[Exercise instructions]:
The listing must be reproduced in full, exactly as it stands.

Data entries:
::::::::::
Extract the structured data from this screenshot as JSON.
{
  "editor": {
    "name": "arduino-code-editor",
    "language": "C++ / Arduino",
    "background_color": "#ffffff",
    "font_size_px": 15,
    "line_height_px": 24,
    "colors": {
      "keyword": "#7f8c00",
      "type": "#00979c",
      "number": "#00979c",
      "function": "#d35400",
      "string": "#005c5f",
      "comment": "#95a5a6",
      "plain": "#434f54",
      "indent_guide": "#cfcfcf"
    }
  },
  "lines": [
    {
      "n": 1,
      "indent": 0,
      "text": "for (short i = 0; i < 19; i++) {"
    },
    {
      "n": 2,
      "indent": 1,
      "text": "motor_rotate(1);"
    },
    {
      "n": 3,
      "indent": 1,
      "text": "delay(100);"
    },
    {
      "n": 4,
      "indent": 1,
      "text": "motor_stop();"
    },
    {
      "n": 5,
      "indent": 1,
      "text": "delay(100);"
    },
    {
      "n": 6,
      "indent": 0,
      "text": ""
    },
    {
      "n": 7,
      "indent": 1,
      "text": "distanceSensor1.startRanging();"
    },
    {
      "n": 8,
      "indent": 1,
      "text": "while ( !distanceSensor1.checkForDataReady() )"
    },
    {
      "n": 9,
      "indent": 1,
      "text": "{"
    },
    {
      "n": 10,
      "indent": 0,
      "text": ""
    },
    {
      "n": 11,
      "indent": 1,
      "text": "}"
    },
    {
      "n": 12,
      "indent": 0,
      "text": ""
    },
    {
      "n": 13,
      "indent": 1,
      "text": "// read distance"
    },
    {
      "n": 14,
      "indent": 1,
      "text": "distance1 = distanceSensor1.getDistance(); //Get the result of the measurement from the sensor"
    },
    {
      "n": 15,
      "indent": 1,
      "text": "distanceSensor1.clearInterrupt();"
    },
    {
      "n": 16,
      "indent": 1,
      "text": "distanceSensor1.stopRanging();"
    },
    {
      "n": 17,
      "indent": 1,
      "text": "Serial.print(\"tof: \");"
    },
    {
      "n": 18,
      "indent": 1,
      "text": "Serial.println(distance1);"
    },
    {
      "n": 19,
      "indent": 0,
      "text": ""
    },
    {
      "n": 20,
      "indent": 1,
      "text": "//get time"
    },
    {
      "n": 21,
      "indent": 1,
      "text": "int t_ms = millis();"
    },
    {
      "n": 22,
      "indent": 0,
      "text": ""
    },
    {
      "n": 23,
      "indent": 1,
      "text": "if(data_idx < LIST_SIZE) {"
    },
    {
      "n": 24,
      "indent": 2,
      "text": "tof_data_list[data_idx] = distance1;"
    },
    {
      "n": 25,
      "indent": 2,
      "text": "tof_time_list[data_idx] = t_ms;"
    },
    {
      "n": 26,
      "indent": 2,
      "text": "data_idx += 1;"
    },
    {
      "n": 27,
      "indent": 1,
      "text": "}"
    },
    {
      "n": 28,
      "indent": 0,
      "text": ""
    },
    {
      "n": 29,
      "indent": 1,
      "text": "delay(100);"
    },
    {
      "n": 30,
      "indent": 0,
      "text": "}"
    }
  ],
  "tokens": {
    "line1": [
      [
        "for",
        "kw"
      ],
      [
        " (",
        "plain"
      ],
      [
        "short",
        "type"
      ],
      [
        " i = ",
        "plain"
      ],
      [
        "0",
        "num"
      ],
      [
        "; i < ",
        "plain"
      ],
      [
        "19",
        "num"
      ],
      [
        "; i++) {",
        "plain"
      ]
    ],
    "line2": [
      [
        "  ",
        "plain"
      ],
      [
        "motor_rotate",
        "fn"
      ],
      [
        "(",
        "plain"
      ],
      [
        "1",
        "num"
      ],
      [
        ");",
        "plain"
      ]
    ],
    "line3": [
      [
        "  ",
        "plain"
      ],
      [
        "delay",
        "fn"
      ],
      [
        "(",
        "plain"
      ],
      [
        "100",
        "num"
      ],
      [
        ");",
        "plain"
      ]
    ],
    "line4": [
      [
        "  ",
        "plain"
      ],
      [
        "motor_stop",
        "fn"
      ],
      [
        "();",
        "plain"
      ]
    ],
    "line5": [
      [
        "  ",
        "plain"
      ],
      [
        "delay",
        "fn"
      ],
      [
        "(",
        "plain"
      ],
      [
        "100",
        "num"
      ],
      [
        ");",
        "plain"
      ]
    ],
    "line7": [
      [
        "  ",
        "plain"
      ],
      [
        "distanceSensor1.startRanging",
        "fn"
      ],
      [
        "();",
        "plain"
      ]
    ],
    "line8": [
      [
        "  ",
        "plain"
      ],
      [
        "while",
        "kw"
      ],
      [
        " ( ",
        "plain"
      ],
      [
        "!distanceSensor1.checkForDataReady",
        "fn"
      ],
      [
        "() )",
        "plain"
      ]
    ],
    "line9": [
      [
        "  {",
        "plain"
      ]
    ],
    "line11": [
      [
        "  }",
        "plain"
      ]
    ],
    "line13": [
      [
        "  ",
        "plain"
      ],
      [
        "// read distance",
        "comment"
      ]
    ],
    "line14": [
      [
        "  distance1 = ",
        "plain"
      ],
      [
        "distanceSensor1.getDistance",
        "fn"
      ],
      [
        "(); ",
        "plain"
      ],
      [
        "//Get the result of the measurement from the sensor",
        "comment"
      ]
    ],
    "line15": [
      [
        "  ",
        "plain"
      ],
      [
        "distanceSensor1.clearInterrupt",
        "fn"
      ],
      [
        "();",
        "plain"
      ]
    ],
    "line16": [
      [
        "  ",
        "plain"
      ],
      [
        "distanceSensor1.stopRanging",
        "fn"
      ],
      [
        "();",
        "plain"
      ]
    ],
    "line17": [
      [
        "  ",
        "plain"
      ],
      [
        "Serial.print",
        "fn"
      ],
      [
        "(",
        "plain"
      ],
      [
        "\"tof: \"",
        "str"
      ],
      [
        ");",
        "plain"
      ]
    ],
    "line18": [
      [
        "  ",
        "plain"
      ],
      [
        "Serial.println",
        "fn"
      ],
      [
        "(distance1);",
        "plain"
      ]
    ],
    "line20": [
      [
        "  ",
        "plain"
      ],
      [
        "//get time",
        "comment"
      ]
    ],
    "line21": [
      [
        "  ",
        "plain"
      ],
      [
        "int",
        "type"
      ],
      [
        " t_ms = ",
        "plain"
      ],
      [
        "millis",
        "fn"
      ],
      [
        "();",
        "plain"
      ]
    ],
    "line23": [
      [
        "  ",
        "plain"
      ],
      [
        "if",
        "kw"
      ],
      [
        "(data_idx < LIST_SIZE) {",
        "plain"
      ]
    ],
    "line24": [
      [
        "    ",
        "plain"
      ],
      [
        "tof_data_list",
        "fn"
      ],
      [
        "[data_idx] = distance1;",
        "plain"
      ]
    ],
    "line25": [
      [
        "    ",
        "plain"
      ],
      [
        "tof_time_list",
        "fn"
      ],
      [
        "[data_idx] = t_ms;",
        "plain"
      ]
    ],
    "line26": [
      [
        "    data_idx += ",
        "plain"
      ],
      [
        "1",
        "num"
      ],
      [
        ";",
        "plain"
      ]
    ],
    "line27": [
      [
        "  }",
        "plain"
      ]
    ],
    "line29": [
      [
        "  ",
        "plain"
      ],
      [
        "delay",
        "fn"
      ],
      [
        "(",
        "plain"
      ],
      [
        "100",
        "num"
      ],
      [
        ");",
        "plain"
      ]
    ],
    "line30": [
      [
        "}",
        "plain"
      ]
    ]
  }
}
::::::::::
[Answer to the task]:
Extract the structured data from this screenshot as JSON.
{
  "editor": {
    "name": "arduino-code-editor",
    "language": "C++ / Arduino",
    "background_color": "#ffffff",
    "font_size_px": 15,
    "line_height_px": 24,
    "colors": {
      "keyword": "#7f8c00",
      "type": "#00979c",
      "number": "#00979c",
      "function": "#d35400",
      "string": "#005c5f",
      "comment": "#95a5a6",
      "plain": "#434f54",
      "indent_guide": "#cfcfcf"
    }
  },
  "lines": [
    {
      "n": 1,
      "indent": 0,
      "text": "for (short i = 0; i < 19; i++) {"
    },
    {
      "n": 2,
      "indent": 1,
      "text": "motor_rotate(1);"
    },
    {
      "n": 3,
      "indent": 1,
      "text": "delay(100);"
    },
    {
      "n": 4,
      "indent": 1,
      "text": "motor_stop();"
    },
    {
      "n": 5,
      "indent": 1,
      "text": "delay(100);"
    },
    {
      "n": 6,
      "indent": 0,
      "text": ""
    },
    {
      "n": 7,
      "indent": 1,
      "text": "distanceSensor1.startRanging();"
    },
    {
      "n": 8,
      "indent": 1,
      "text": "while ( !distanceSensor1.checkForDataReady() )"
    },
    {
      "n": 9,
      "indent": 1,
      "text": "{"
    },
    {
      "n": 10,
      "indent": 0,
      "text": ""
    },
    {
      "n": 11,
      "indent": 1,
      "text": "}"
    },
    {
      "n": 12,
      "indent": 0,
      "text": ""
    },
    {
      "n": 13,
      "indent": 1,
      "text": "// read distance"
    },
    {
      "n": 14,
      "indent": 1,
      "text": "distance1 = distanceSensor1.getDistance(); //Get the result of the measurement from the sensor"
    },
    {
      "n": 15,
      "indent": 1,
      "text": "distanceSensor1.clearInterrupt();"
    },
    {
      "n": 16,
      "indent": 1,
      "text": "distanceSensor1.stopRanging();"
    },
    {
      "n": 17,
      "indent": 1,
      "text": "Serial.print(\"tof: \");"
    },
    {
      "n": 18,
      "indent": 1,
      "text": "Serial.println(distance1);"
    },
    {
      "n": 19,
      "indent": 0,
      "text": ""
    },
    {
      "n": 20,
      "indent": 1,
      "text": "//get time"
    },
    {
      "n": 21,
      "indent": 1,
      "text": "int t_ms = millis();"
    },
    {
      "n": 22,
      "indent": 0,
      "text": ""
    },
    {
      "n": 23,
      "indent": 1,
      "text": "if(data_idx < LIST_SIZE) {"
    },
    {
      "n": 24,
      "indent": 2,
      "text": "tof_data_list[data_idx] = distance1;"
    },
    {
      "n": 25,
      "indent": 2,
      "text": "tof_time_list[data_idx] = t_ms;"
    },
    {
      "n": 26,
      "indent": 2,
      "text": "data_idx += 1;"
    },
    {
      "n": 27,
      "indent": 1,
      "text": "}"
    },
    {
      "n": 28,
      "indent": 0,
      "text": ""
    },
    {
      "n": 29,
      "indent": 1,
      "text": "delay(100);"
    },
    {
      "n": 30,
      "indent": 0,
      "text": "}"
    }
  ],
  "tokens": {
    "line1": [
      [
        "for",
        "kw"
      ],
      [
        " (",
        "plain"
      ],
      [
        "short",
        "type"
      ],
      [
        " i = ",
        "plain"
      ],
      [
        "0",
        "num"
      ],
      [
        "; i < ",
        "plain"
      ],
      [
        "19",
        "num"
      ],
      [
        "; i++) {",
        "plain"
      ]
    ],
    "line2": [
      [
        "  ",
        "plain"
      ],
      [
        "motor_rotate",
        "fn"
      ],
      [
        "(",
        "plain"
      ],
      [
        "1",
        "num"
      ],
      [
        ");",
        "plain"
      ]
    ],
    "line3": [
      [
        "  ",
        "plain"
      ],
      [
        "delay",
        "fn"
      ],
      [
        "(",
        "plain"
      ],
      [
        "100",
        "num"
      ],
      [
        ");",
        "plain"
      ]
    ],
    "line4": [
      [
        "  ",
        "plain"
      ],
      [
        "motor_stop",
        "fn"
      ],
      [
        "();",
        "plain"
      ]
    ],
    "line5": [
      [
        "  ",
        "plain"
      ],
      [
        "delay",
        "fn"
      ],
      [
        "(",
        "plain"
      ],
      [
        "100",
        "num"
      ],
      [
        ");",
        "plain"
      ]
    ],
    "line7": [
      [
        "  ",
        "plain"
      ],
      [
        "distanceSensor1.startRanging",
        "fn"
      ],
      [
        "();",
        "plain"
      ]
    ],
    "line8": [
      [
        "  ",
        "plain"
      ],
      [
        "while",
        "kw"
      ],
      [
        " ( ",
        "plain"
      ],
      [
        "!distanceSensor1.checkForDataReady",
        "fn"
      ],
      [
        "() )",
        "plain"
      ]
    ],
    "line9": [
      [
        "  {",
        "plain"
      ]
    ],
    "line11": [
      [
        "  }",
        "plain"
      ]
    ],
    "line13": [
      [
        "  ",
        "plain"
      ],
      [
        "// read distance",
        "comment"
      ]
    ],
    "line14": [
      [
        "  distance1 = ",
        "plain"
      ],
      [
        "distanceSensor1.getDistance",
        "fn"
      ],
      [
        "(); ",
        "plain"
      ],
      [
        "//Get the result of the measurement from the sensor",
        "comment"
      ]
    ],
    "line15": [
      [
        "  ",
        "plain"
      ],
      [
        "distanceSensor1.clearInterrupt",
        "fn"
      ],
      [
        "();",
        "plain"
      ]
    ],
    "line16": [
      [
        "  ",
        "plain"
      ],
      [
        "distanceSensor1.stopRanging",
        "fn"
      ],
      [
        "();",
        "plain"
      ]
    ],
    "line17": [
      [
        "  ",
        "plain"
      ],
      [
        "Serial.print",
        "fn"
      ],
      [
        "(",
        "plain"
      ],
      [
        "\"tof: \"",
        "str"
      ],
      [
        ");",
        "plain"
      ]
    ],
    "line18": [
      [
        "  ",
        "plain"
      ],
      [
        "Serial.println",
        "fn"
      ],
      [
        "(distance1);",
        "plain"
      ]
    ],
    "line20": [
      [
        "  ",
        "plain"
      ],
      [
        "//get time",
        "comment"
      ]
    ],
    "line21": [
      [
        "  ",
        "plain"
      ],
      [
        "int",
        "type"
      ],
      [
        " t_ms = ",
        "plain"
      ],
      [
        "millis",
        "fn"
      ],
      [
        "();",
        "plain"
      ]
    ],
    "line23": [
      [
        "  ",
        "plain"
      ],
      [
        "if",
        "kw"
      ],
      [
        "(data_idx < LIST_SIZE) {",
        "plain"
      ]
    ],
    "line24": [
      [
        "    ",
        "plain"
      ],
      [
        "tof_data_list",
        "fn"
      ],
      [
        "[data_idx] = distance1;",
        "plain"
      ]
    ],
    "line25": [
      [
        "    ",
        "plain"
      ],
      [
        "tof_time_list",
        "fn"
      ],
      [
        "[data_idx] = t_ms;",
        "plain"
      ]
    ],
    "line26": [
      [
        "    data_idx += ",
        "plain"
      ],
      [
        "1",
        "num"
      ],
      [
        ";",
        "plain"
      ]
    ],
    "line27": [
      [
        "  }",
        "plain"
      ]
    ],
    "line29": [
      [
        "  ",
        "plain"
      ],
      [
        "delay",
        "fn"
      ],
      [
        "(",
        "plain"
      ],
      [
        "100",
        "num"
      ],
      [
        ");",
        "plain"
      ]
    ],
    "line30": [
      [
        "}",
        "plain"
      ]
    ]
  }
}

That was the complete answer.